## PROBLEM DETAILS
Reproduce the rows word for word, starting with the first row and ending with the row that contains "data-points (68, 182, 533, 520)", both included.

## DATA EXTRACT
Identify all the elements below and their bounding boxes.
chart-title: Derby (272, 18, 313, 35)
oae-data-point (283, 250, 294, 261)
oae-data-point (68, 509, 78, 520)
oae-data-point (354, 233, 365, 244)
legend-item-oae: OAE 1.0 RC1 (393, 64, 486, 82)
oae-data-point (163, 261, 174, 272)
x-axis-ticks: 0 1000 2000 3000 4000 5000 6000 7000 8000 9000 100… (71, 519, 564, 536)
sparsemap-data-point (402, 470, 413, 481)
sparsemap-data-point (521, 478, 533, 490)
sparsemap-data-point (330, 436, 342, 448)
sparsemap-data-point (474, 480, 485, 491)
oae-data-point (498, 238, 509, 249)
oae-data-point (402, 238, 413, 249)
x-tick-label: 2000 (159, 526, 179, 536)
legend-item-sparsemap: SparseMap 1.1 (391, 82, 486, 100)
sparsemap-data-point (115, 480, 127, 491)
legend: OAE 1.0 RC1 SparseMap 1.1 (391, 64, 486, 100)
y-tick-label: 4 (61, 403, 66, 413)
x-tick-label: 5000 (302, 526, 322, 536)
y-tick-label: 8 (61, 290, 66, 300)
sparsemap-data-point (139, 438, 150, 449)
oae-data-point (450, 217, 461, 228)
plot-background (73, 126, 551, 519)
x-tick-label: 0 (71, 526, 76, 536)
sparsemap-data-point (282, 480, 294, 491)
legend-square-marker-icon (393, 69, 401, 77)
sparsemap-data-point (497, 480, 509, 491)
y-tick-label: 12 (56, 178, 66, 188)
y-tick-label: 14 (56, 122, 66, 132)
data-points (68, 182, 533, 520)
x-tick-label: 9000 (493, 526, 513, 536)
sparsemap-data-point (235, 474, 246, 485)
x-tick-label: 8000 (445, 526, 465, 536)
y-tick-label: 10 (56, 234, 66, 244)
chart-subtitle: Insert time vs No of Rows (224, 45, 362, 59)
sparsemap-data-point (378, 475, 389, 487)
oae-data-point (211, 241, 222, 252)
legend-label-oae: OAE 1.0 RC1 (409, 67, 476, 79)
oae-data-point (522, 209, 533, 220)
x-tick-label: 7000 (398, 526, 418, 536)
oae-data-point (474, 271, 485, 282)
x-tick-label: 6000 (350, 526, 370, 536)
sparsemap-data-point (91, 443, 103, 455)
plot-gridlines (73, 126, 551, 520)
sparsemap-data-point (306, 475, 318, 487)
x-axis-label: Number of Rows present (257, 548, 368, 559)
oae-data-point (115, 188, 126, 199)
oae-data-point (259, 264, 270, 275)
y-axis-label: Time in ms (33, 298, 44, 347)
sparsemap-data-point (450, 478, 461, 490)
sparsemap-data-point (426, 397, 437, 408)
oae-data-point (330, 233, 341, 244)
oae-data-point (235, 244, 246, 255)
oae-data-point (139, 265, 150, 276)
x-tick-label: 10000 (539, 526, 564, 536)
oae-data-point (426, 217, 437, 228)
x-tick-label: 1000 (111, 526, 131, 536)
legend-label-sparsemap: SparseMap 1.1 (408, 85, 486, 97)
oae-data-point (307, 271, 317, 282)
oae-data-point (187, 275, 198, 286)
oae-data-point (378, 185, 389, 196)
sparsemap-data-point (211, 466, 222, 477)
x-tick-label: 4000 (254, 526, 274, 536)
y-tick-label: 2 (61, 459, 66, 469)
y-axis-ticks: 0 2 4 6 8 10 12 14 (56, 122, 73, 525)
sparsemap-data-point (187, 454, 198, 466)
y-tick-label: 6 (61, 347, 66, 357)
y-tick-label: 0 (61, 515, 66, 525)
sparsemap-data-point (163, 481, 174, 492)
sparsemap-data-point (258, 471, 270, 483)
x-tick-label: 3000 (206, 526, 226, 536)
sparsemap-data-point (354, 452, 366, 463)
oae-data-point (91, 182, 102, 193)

## SOLUTION TO THIS TASK
Identify all the elements below and their bounding boxes.
chart-title: Derby (272, 18, 313, 35)
oae-data-point (283, 250, 294, 261)
oae-data-point (68, 509, 78, 520)
oae-data-point (354, 233, 365, 244)
legend-item-oae: OAE 1.0 RC1 (393, 64, 486, 82)
oae-data-point (163, 261, 174, 272)
x-axis-ticks: 0 1000 2000 3000 4000 5000 6000 7000 8000 9000 100… (71, 519, 564, 536)
sparsemap-data-point (402, 470, 413, 481)
sparsemap-data-point (521, 478, 533, 490)
sparsemap-data-point (330, 436, 342, 448)
sparsemap-data-point (474, 480, 485, 491)
oae-data-point (498, 238, 509, 249)
oae-data-point (402, 238, 413, 249)
x-tick-label: 2000 (159, 526, 179, 536)
legend-item-sparsemap: SparseMap 1.1 (391, 82, 486, 100)
sparsemap-data-point (115, 480, 127, 491)
legend: OAE 1.0 RC1 SparseMap 1.1 (391, 64, 486, 100)
y-tick-label: 4 (61, 403, 66, 413)
x-tick-label: 5000 (302, 526, 322, 536)
y-tick-label: 8 (61, 290, 66, 300)
sparsemap-data-point (139, 438, 150, 449)
oae-data-point (450, 217, 461, 228)
plot-background (73, 126, 551, 519)
x-tick-label: 0 (71, 526, 76, 536)
sparsemap-data-point (282, 480, 294, 491)
legend-square-marker-icon (393, 69, 401, 77)
sparsemap-data-point (497, 480, 509, 491)
y-tick-label: 12 (56, 178, 66, 188)
y-tick-label: 14 (56, 122, 66, 132)
data-points (68, 182, 533, 520)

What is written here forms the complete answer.